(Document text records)
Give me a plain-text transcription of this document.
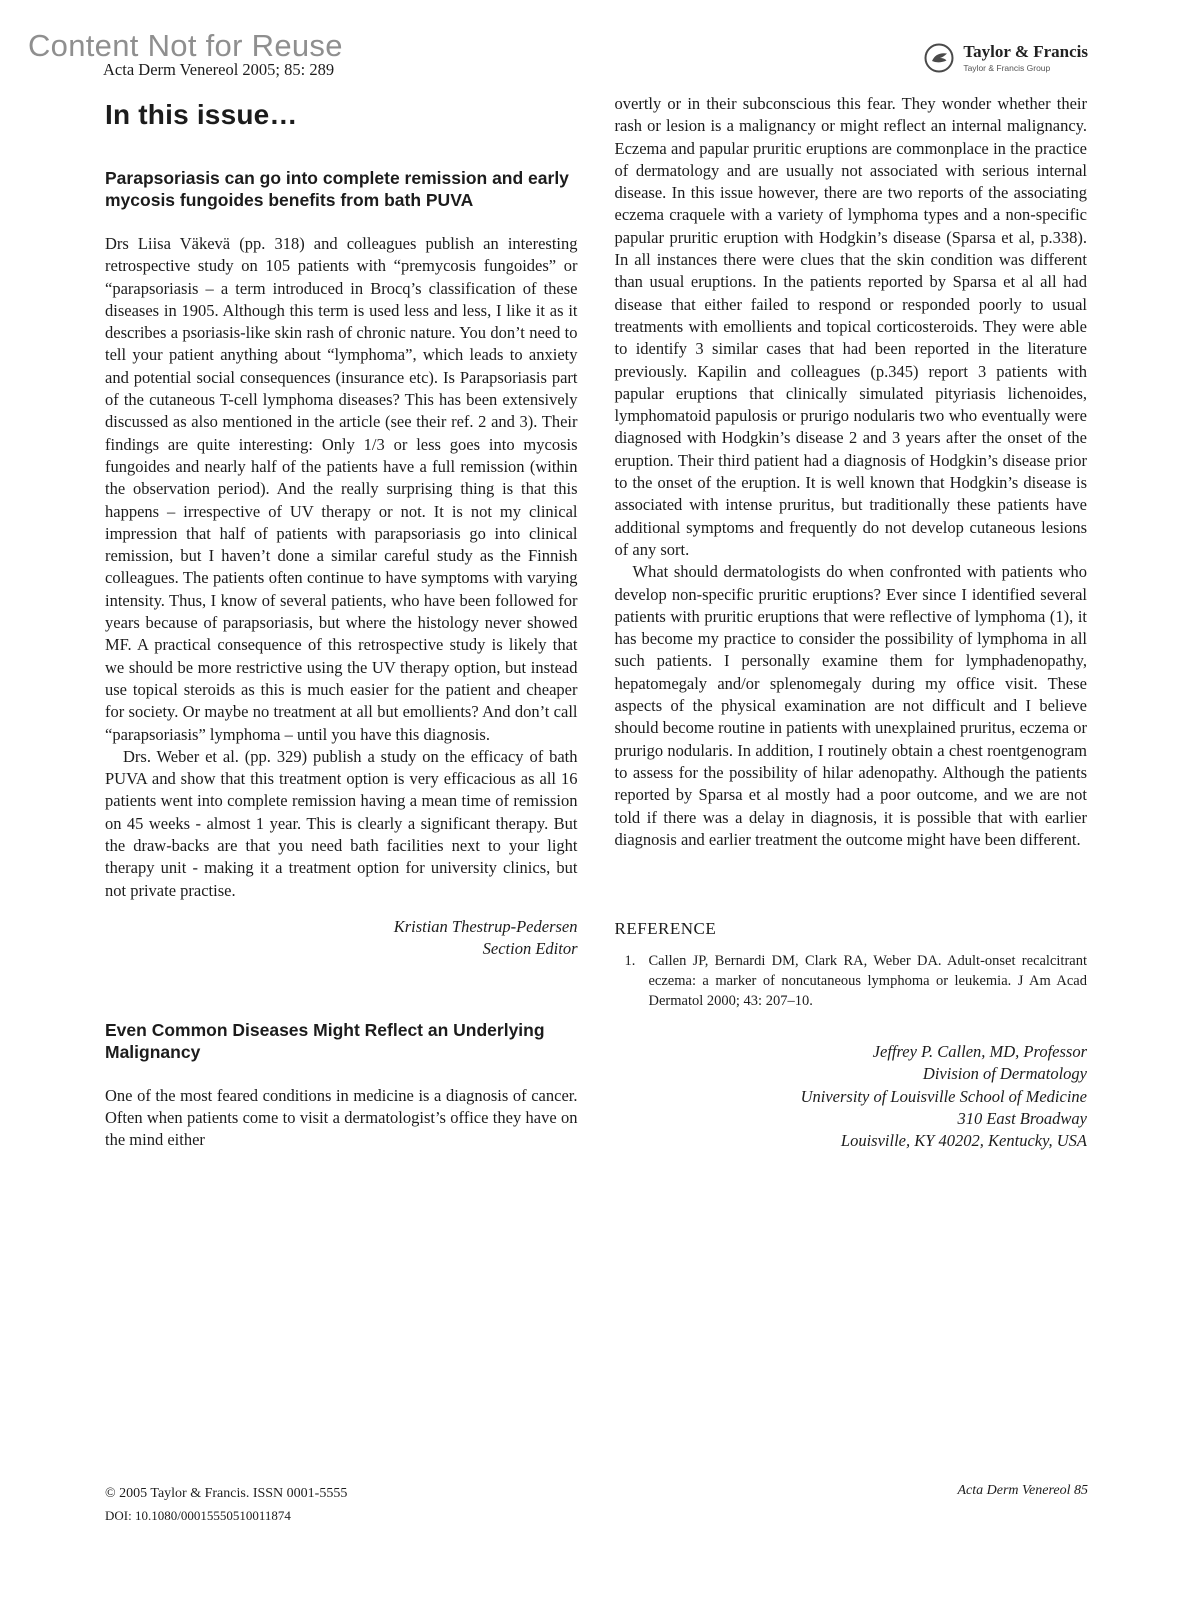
Content Not for Reuse
Acta Derm Venereol 2005; 85: 289
Taylor & Francis
Taylor & Francis Group
In this issue…
Parapsoriasis can go into complete remission and early mycosis fungoides benefits from bath PUVA

Drs Liisa Väkevä (pp. 318) and colleagues publish an interesting retrospective study on 105 patients with “premycosis fungoides” or “parapsoriasis – a term introduced in Brocq’s classification of these diseases in 1905. Although this term is used less and less, I like it as it describes a psoriasis-like skin rash of chronic nature. You don’t need to tell your patient anything about “lymphoma”, which leads to anxiety and potential social consequences (insurance etc). Is Parapsoriasis part of the cutaneous T-cell lymphoma diseases? This has been extensively discussed as also mentioned in the article (see their ref. 2 and 3). Their findings are quite interesting: Only 1/3 or less goes into mycosis fungoides and nearly half of the patients have a full remission (within the observation period). And the really surprising thing is that this happens – irrespective of UV therapy or not. It is not my clinical impression that half of patients with parapsoriasis go into clinical remission, but I haven’t done a similar careful study as the Finnish colleagues. The patients often continue to have symptoms with varying intensity. Thus, I know of several patients, who have been followed for years because of parapsoriasis, but where the histology never showed MF. A practical consequence of this retrospective study is likely that we should be more restrictive using the UV therapy option, but instead use topical steroids as this is much easier for the patient and cheaper for society. Or maybe no treatment at all but emollients? And don’t call “parapsoriasis” lymphoma – until you have this diagnosis.

Drs. Weber et al. (pp. 329) publish a study on the efficacy of bath PUVA and show that this treatment option is very efficacious as all 16 patients went into complete remission having a mean time of remission on 45 weeks - almost 1 year. This is clearly a significant therapy. But the draw-backs are that you need bath facilities next to your light therapy unit - making it a treatment option for university clinics, but not private practise.

Kristian Thestrup-Pedersen
Section Editor
Even Common Diseases Might Reflect an Underlying Malignancy

One of the most feared conditions in medicine is a diagnosis of cancer. Often when patients come to visit a dermatologist’s office they have on the mind either

overtly or in their subconscious this fear. They wonder whether their rash or lesion is a malignancy or might reflect an internal malignancy. Eczema and papular pruritic eruptions are commonplace in the practice of dermatology and are usually not associated with serious internal disease. In this issue however, there are two reports of the associating eczema craquele with a variety of lymphoma types and a non-specific papular pruritic eruption with Hodgkin’s disease (Sparsa et al, p.338). In all instances there were clues that the skin condition was different than usual eruptions. In the patients reported by Sparsa et al all had disease that either failed to respond or responded poorly to usual treatments with emollients and topical corticosteroids. They were able to identify 3 similar cases that had been reported in the literature previously. Kapilin and colleagues (p.345) report 3 patients with papular eruptions that clinically simulated pityriasis lichenoides, lymphomatoid papulosis or prurigo nodularis two who eventually were diagnosed with Hodgkin’s disease 2 and 3 years after the onset of the eruption. Their third patient had a diagnosis of Hodgkin’s disease prior to the onset of the eruption. It is well known that Hodgkin’s disease is associated with intense pruritus, but traditionally these patients have additional symptoms and frequently do not develop cutaneous lesions of any sort.

What should dermatologists do when confronted with patients who develop non-specific pruritic eruptions? Ever since I identified several patients with pruritic eruptions that were reflective of lymphoma (1), it has become my practice to consider the possibility of lymphoma in all such patients. I personally examine them for lymphadenopathy, hepatomegaly and/or splenomegaly during my office visit. These aspects of the physical examination are not difficult and I believe should become routine in patients with unexplained pruritus, eczema or prurigo nodularis. In addition, I routinely obtain a chest roentgenogram to assess for the possibility of hilar adenopathy. Although the patients reported by Sparsa et al mostly had a poor outcome, and we are not told if there was a delay in diagnosis, it is possible that with earlier diagnosis and earlier treatment the outcome might have been different.

REFERENCE
1. Callen JP, Bernardi DM, Clark RA, Weber DA. Adult-onset recalcitrant eczema: a marker of noncutaneous lymphoma or leukemia. J Am Acad Dermatol 2000; 43: 207–10.
Jeffrey P. Callen, MD, Professor
Division of Dermatology
University of Louisville School of Medicine
310 East Broadway
Louisville, KY 40202, Kentucky, USA
© 2005 Taylor & Francis. ISSN 0001-5555
DOI: 10.1080/00015550510011874
Acta Derm Venereol 85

ASSIGNMENT: Could you copy the data above exactly, leaving the pictures out?

ANSWER SECTION:
Give me a plain-text transcription of this document.
Content Not for Reuse
Acta Derm Venereol 2005; 85: 289
Taylor & Francis
Taylor & Francis Group
In this issue…
Parapsoriasis can go into complete remission and early mycosis fungoides benefits from bath PUVA

Drs Liisa Väkevä (pp. 318) and colleagues publish an interesting retrospective study on 105 patients with “premycosis fungoides” or “parapsoriasis – a term introduced in Brocq’s classification of these diseases in 1905. Although this term is used less and less, I like it as it describes a psoriasis-like skin rash of chronic nature. You don’t need to tell your patient anything about “lymphoma”, which leads to anxiety and potential social consequences (insurance etc). Is Parapsoriasis part of the cutaneous T-cell lymphoma diseases? This has been extensively discussed as also mentioned in the article (see their ref. 2 and 3). Their findings are quite interesting: Only 1/3 or less goes into mycosis fungoides and nearly half of the patients have a full remission (within the observation period). And the really surprising thing is that this happens – irrespective of UV therapy or not. It is not my clinical impression that half of patients with parapsoriasis go into clinical remission, but I haven’t done a similar careful study as the Finnish colleagues. The patients often continue to have symptoms with varying intensity. Thus, I know of several patients, who have been followed for years because of parapsoriasis, but where the histology never showed MF. A practical consequence of this retrospective study is likely that we should be more restrictive using the UV therapy option, but instead use topical steroids as this is much easier for the patient and cheaper for society. Or maybe no treatment at all but emollients? And don’t call “parapsoriasis” lymphoma – until you have this diagnosis.

Drs. Weber et al. (pp. 329) publish a study on the efficacy of bath PUVA and show that this treatment option is very efficacious as all 16 patients went into complete remission having a mean time of remission on 45 weeks - almost 1 year. This is clearly a significant therapy. But the draw-backs are that you need bath facilities next to your light therapy unit - making it a treatment option for university clinics, but not private practise.

Kristian Thestrup-Pedersen
Section Editor
Even Common Diseases Might Reflect an Underlying Malignancy

One of the most feared conditions in medicine is a diagnosis of cancer. Often when patients come to visit a dermatologist’s office they have on the mind either

overtly or in their subconscious this fear. They wonder whether their rash or lesion is a malignancy or might reflect an internal malignancy. Eczema and papular pruritic eruptions are commonplace in the practice of dermatology and are usually not associated with serious internal disease. In this issue however, there are two reports of the associating eczema craquele with a variety of lymphoma types and a non-specific papular pruritic eruption with Hodgkin’s disease (Sparsa et al, p.338). In all instances there were clues that the skin condition was different than usual eruptions. In the patients reported by Sparsa et al all had disease that either failed to respond or responded poorly to usual treatments with emollients and topical corticosteroids. They were able to identify 3 similar cases that had been reported in the literature previously. Kapilin and colleagues (p.345) report 3 patients with papular eruptions that clinically simulated pityriasis lichenoides, lymphomatoid papulosis or prurigo nodularis two who eventually were diagnosed with Hodgkin’s disease 2 and 3 years after the onset of the eruption. Their third patient had a diagnosis of Hodgkin’s disease prior to the onset of the eruption. It is well known that Hodgkin’s disease is associated with intense pruritus, but traditionally these patients have additional symptoms and frequently do not develop cutaneous lesions of any sort.

What should dermatologists do when confronted with patients who develop non-specific pruritic eruptions? Ever since I identified several patients with pruritic eruptions that were reflective of lymphoma (1), it has become my practice to consider the possibility of lymphoma in all such patients. I personally examine them for lymphadenopathy, hepatomegaly and/or splenomegaly during my office visit. These aspects of the physical examination are not difficult and I believe should become routine in patients with unexplained pruritus, eczema or prurigo nodularis. In addition, I routinely obtain a chest roentgenogram to assess for the possibility of hilar adenopathy. Although the patients reported by Sparsa et al mostly had a poor outcome, and we are not told if there was a delay in diagnosis, it is possible that with earlier diagnosis and earlier treatment the outcome might have been different.

REFERENCE
1. Callen JP, Bernardi DM, Clark RA, Weber DA. Adult-onset recalcitrant eczema: a marker of noncutaneous lymphoma or leukemia. J Am Acad Dermatol 2000; 43: 207–10.
Jeffrey P. Callen, MD, Professor
Division of Dermatology
University of Louisville School of Medicine
310 East Broadway
Louisville, KY 40202, Kentucky, USA
© 2005 Taylor & Francis. ISSN 0001-5555
DOI: 10.1080/00015550510011874
Acta Derm Venereol 85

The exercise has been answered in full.